=== Goal ===
Pull every line that holds the word "saavutatavad" from the entries.
• • •
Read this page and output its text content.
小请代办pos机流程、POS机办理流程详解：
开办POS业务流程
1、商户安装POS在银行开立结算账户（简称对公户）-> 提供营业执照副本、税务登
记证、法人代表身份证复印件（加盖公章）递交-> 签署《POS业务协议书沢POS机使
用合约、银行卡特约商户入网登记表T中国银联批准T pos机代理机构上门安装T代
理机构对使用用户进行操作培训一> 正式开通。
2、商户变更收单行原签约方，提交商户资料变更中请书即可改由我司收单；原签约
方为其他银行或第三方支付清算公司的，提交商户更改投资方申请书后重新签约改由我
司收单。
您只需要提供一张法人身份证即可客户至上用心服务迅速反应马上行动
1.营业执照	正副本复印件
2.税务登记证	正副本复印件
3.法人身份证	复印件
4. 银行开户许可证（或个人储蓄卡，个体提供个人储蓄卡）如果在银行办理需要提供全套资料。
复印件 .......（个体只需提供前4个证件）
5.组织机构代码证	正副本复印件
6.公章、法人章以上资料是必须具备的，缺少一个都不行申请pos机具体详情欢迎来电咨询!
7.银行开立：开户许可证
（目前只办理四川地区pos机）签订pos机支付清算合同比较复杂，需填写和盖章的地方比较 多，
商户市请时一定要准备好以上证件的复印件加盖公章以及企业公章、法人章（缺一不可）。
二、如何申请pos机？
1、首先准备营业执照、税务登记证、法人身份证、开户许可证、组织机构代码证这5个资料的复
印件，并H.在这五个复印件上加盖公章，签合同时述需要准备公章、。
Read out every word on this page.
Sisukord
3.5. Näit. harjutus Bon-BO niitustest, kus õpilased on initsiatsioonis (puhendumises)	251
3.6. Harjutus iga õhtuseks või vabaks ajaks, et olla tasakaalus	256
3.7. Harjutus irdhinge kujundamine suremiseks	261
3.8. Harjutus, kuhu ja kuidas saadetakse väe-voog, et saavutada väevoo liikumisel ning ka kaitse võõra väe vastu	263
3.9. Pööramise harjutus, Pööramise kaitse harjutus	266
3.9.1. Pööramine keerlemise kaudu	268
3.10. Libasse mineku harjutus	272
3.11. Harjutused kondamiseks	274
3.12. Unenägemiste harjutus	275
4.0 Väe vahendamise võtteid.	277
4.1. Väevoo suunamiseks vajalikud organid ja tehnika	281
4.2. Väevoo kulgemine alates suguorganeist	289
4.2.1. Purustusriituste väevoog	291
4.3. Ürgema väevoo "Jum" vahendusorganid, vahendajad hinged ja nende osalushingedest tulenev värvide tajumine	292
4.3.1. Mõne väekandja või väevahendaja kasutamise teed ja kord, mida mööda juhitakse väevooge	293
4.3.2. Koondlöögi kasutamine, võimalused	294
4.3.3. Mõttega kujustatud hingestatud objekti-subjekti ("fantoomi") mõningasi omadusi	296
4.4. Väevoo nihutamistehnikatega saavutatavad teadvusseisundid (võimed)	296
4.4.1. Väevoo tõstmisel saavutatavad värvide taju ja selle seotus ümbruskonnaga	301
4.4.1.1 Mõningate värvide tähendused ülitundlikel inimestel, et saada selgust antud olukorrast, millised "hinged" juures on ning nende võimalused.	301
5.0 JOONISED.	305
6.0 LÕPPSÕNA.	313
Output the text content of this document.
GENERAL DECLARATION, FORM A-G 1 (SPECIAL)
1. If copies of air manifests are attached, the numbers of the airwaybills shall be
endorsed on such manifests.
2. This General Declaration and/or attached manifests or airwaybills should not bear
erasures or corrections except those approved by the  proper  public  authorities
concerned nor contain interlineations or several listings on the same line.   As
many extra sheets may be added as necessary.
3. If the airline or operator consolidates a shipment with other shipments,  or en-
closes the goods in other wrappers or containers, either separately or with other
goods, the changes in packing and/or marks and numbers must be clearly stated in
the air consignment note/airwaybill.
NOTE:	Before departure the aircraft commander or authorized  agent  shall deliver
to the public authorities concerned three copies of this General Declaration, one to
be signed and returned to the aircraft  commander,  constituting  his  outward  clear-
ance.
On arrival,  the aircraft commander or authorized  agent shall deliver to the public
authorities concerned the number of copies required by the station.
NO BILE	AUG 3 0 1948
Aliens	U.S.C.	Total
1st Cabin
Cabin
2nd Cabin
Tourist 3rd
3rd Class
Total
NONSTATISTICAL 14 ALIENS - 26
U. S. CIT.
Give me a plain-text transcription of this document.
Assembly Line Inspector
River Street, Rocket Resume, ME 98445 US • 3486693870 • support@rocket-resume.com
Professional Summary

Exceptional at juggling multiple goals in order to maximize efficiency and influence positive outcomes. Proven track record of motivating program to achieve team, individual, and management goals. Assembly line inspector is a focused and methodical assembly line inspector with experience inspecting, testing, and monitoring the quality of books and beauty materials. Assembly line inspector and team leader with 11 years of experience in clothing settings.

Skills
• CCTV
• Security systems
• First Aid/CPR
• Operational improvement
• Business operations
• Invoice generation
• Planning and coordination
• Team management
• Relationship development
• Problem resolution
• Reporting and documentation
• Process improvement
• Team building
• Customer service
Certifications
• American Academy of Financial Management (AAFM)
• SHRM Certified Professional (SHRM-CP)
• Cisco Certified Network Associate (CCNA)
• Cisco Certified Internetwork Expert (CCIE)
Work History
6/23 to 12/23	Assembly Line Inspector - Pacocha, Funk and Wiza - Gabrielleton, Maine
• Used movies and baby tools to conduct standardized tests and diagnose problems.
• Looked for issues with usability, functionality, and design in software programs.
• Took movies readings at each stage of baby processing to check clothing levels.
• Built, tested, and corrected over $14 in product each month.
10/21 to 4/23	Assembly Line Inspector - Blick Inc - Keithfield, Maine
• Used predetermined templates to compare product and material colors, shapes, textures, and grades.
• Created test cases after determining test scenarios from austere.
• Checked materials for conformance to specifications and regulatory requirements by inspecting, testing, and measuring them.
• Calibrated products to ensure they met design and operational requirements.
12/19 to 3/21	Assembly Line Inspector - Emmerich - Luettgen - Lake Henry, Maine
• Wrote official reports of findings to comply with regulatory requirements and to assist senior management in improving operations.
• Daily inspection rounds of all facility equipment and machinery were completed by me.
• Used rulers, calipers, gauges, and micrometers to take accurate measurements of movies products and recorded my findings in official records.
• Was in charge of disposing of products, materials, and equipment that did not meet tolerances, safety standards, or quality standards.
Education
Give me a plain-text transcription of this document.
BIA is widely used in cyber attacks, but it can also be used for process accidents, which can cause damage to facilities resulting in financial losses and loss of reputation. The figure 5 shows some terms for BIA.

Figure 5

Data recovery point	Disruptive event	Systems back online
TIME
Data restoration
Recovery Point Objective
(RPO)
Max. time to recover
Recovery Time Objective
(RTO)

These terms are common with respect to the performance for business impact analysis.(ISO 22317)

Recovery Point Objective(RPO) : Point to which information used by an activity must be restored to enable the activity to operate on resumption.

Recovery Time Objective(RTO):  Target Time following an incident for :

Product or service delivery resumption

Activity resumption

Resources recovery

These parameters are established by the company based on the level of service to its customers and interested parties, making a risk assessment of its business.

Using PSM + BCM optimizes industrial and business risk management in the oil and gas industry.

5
• • •
=== Task output ===
4.4. Väevoo nihutamistehnikatega saavutatavad teadvusseisundid (võimed)	296
4.4.1. Väevoo tõstmisel saavutatavad värvide taju ja selle seotus ümbruskonnaga	301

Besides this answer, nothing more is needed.